* [Written task]:
Exactly and only the lines from the one containing "What data populates" through the close of the entries below are to be set down.

* [Dataset content]:
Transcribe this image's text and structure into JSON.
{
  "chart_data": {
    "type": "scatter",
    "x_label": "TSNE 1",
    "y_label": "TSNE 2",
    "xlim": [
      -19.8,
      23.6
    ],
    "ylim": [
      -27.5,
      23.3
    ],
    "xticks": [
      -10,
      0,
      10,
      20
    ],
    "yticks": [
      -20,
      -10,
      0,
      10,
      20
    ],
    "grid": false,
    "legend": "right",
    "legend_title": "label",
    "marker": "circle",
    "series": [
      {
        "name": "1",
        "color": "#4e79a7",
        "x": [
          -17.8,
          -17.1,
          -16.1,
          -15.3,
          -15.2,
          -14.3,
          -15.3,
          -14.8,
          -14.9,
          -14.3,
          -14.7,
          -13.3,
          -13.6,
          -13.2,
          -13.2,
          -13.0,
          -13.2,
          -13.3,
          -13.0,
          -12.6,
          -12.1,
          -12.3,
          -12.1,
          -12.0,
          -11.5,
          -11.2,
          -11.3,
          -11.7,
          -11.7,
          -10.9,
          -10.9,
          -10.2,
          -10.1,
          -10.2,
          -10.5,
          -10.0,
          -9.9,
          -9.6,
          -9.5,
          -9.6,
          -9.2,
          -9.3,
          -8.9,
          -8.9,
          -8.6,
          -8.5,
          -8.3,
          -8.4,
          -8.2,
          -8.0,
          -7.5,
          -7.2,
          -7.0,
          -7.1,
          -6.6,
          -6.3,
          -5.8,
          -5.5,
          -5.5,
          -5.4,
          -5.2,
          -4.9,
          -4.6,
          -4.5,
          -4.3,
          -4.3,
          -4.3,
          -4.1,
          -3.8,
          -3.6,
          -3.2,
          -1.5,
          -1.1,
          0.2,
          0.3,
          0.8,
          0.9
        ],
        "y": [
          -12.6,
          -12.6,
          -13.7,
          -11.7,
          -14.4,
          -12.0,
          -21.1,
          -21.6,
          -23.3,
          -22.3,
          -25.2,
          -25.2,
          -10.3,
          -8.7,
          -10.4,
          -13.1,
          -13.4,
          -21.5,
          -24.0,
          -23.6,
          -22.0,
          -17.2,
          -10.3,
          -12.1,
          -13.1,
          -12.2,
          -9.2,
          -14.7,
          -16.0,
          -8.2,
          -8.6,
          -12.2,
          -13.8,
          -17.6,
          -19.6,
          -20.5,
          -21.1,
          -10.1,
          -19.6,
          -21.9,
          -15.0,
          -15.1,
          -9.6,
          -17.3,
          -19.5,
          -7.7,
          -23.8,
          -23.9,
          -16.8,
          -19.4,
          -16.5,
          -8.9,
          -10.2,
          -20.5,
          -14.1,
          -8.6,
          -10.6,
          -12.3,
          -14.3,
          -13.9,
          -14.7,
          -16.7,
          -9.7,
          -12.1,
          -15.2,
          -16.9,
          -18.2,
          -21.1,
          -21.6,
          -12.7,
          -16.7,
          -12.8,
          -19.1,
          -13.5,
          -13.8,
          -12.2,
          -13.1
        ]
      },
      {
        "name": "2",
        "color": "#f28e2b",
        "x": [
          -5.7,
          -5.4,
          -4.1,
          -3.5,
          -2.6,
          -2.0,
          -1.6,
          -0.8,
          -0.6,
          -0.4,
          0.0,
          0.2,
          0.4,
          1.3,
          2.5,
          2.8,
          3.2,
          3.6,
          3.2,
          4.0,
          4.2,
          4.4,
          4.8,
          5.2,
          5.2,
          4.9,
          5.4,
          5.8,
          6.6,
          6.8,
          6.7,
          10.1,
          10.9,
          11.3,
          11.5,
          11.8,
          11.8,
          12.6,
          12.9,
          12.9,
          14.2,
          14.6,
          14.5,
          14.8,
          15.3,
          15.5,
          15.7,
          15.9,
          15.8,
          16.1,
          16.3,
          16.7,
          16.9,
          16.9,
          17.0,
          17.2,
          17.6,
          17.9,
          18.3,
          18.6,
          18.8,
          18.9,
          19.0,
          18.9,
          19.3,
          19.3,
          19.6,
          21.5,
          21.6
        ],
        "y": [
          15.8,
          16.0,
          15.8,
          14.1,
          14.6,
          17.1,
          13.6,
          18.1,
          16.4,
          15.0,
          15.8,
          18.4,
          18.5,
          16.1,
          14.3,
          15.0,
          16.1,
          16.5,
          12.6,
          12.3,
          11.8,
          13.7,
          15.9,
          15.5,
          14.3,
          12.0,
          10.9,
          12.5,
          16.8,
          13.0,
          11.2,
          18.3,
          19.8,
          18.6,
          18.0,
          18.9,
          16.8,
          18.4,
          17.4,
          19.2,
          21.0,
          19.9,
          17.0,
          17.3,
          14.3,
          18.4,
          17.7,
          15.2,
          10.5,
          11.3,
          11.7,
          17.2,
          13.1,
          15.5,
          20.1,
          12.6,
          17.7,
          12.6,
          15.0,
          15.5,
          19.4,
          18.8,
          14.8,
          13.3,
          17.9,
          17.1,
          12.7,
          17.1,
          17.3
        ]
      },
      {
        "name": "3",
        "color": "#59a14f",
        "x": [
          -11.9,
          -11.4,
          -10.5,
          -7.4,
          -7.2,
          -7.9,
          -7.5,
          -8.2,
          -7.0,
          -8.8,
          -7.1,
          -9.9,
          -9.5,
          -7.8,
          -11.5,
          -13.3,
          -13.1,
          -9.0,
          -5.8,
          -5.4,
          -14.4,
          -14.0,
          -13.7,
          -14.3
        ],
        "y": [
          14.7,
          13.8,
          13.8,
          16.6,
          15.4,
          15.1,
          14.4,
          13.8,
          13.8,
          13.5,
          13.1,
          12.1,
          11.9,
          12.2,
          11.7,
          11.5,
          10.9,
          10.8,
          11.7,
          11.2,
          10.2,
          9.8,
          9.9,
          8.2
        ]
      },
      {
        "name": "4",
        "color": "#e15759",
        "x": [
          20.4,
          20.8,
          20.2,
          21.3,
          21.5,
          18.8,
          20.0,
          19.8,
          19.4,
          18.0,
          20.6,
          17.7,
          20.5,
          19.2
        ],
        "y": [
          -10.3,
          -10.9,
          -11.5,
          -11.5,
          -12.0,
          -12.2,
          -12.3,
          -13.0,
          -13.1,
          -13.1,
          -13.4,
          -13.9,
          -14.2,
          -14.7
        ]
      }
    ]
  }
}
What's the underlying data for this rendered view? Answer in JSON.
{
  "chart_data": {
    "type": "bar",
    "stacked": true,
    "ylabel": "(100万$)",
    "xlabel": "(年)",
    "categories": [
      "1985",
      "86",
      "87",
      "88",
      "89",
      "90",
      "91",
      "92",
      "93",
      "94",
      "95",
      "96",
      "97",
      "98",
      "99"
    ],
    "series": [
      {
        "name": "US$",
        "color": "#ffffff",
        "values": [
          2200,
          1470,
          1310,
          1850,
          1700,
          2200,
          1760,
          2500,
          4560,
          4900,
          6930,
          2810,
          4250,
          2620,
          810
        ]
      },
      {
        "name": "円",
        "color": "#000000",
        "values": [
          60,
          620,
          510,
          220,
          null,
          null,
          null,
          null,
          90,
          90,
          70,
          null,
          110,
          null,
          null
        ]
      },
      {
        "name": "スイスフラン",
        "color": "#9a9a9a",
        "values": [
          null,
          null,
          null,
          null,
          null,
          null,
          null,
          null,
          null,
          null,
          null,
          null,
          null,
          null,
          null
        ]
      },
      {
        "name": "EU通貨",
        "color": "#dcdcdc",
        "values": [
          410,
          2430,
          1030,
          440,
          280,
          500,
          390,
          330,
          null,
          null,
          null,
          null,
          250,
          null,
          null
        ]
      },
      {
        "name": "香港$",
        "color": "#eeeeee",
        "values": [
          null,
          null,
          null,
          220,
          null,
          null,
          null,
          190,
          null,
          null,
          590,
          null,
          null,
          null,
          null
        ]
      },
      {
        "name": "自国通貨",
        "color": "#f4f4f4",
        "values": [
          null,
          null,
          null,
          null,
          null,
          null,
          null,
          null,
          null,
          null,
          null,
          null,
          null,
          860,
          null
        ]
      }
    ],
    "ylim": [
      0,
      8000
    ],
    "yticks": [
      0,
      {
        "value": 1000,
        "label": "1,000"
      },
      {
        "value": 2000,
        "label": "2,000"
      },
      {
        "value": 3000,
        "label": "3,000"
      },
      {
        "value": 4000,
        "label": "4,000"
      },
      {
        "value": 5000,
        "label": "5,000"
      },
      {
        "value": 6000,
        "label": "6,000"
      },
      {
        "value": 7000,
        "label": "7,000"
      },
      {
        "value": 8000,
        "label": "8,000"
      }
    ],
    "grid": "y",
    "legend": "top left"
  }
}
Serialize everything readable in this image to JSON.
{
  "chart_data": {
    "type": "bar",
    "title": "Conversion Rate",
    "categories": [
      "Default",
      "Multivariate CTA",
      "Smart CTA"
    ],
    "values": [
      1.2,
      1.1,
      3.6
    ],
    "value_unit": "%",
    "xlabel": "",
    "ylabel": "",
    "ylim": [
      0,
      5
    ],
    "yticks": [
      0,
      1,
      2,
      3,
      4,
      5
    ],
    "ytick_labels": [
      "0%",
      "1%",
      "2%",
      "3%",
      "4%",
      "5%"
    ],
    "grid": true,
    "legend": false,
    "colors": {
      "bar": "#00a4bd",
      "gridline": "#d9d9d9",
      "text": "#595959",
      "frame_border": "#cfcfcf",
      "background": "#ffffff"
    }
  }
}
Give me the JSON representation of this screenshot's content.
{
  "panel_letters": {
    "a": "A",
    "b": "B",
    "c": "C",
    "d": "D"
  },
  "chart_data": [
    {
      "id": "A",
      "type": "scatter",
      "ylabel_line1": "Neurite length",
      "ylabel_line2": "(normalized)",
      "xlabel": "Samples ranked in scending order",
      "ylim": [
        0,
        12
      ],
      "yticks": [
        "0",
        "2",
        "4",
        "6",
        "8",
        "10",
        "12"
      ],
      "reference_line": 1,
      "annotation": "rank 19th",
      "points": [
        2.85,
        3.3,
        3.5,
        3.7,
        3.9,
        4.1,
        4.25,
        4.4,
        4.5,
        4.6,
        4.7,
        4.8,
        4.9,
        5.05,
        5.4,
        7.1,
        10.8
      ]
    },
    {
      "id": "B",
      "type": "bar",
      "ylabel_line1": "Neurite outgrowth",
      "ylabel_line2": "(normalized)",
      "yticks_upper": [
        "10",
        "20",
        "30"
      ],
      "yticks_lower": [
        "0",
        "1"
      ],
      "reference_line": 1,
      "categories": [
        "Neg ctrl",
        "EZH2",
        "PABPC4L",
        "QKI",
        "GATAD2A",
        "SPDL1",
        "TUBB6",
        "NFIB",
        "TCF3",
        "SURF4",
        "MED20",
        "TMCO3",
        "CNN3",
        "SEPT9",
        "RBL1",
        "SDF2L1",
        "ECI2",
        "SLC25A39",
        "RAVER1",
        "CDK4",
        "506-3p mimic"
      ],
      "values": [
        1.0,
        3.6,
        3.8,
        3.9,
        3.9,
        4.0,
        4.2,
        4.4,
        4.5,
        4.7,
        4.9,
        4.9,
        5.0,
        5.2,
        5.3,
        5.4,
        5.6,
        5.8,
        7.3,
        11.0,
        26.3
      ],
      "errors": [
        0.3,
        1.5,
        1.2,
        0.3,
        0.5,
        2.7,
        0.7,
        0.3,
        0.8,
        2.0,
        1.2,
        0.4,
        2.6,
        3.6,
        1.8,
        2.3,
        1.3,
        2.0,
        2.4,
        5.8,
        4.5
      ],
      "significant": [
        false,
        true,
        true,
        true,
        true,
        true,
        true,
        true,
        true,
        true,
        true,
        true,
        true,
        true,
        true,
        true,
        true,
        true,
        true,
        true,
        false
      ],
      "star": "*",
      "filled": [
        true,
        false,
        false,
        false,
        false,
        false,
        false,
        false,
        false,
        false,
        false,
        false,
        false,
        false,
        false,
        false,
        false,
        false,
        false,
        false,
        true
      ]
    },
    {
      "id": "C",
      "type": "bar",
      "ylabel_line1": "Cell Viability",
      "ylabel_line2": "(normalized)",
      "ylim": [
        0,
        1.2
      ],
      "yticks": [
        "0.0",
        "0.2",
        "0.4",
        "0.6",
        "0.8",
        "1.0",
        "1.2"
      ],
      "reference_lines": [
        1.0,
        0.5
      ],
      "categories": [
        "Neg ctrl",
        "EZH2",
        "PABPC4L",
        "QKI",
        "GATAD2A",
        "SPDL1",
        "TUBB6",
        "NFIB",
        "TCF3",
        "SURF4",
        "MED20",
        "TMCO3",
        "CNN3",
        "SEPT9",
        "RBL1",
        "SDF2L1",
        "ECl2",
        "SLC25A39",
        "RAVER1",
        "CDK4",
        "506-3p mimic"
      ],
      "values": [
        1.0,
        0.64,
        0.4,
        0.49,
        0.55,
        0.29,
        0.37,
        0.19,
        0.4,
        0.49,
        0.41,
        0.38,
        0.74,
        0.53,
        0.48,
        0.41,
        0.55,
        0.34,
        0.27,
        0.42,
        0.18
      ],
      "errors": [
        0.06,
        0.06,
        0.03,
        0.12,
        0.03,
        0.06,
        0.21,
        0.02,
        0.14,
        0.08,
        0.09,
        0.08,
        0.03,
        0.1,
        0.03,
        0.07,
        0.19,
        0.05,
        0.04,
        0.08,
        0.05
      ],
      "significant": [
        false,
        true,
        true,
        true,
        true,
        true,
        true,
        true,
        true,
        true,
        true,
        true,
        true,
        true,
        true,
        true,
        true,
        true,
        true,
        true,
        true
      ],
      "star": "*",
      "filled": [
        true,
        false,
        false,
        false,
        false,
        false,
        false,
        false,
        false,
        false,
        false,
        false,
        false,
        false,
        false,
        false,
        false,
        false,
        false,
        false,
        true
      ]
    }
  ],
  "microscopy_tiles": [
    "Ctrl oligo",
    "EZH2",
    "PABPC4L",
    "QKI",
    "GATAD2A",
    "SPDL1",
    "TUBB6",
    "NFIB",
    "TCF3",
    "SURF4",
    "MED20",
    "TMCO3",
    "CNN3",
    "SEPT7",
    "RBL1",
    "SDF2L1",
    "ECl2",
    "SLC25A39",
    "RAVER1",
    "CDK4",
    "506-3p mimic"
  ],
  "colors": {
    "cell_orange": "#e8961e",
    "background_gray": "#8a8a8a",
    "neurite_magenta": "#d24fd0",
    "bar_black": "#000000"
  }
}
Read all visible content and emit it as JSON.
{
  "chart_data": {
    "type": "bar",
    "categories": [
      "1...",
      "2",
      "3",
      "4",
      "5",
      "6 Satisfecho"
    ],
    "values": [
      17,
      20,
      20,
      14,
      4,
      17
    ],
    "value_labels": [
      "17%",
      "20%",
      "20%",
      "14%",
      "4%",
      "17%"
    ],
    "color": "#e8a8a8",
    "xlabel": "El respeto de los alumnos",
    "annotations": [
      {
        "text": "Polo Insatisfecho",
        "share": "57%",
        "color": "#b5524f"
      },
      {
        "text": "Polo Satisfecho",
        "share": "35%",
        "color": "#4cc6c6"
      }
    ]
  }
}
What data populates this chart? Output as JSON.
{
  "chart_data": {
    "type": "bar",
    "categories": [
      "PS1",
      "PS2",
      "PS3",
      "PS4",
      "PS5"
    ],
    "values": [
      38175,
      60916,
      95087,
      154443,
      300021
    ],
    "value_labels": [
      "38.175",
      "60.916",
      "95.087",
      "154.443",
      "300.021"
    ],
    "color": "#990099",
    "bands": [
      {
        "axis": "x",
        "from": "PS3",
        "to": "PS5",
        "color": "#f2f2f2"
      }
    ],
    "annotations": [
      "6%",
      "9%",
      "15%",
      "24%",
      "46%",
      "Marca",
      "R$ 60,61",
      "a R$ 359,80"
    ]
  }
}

* [Solution to this problem]:
What data populates this chart? Output as JSON.
{
  "chart_data": {
    "type": "bar",
    "categories": [
      "PS1",
      "PS2",
      "PS3",
      "PS4",
      "PS5"
    ],
    "values": [
      38175,
      60916,
      95087,
      154443,
      300021
    ],
    "value_labels": [
      "38.175",
      "60.916",
      "95.087",
      "154.443",
      "300.021"
    ],
    "color": "#990099",
    "bands": [
      {
        "axis": "x",
        "from": "PS3",
        "to": "PS5",
        "color": "#f2f2f2"
      }
    ],
    "annotations": [
      "6%",
      "9%",
      "15%",
      "24%",
      "46%",
      "Marca",
      "R$ 60,61",
      "a R$ 359,80"
    ]
  }
}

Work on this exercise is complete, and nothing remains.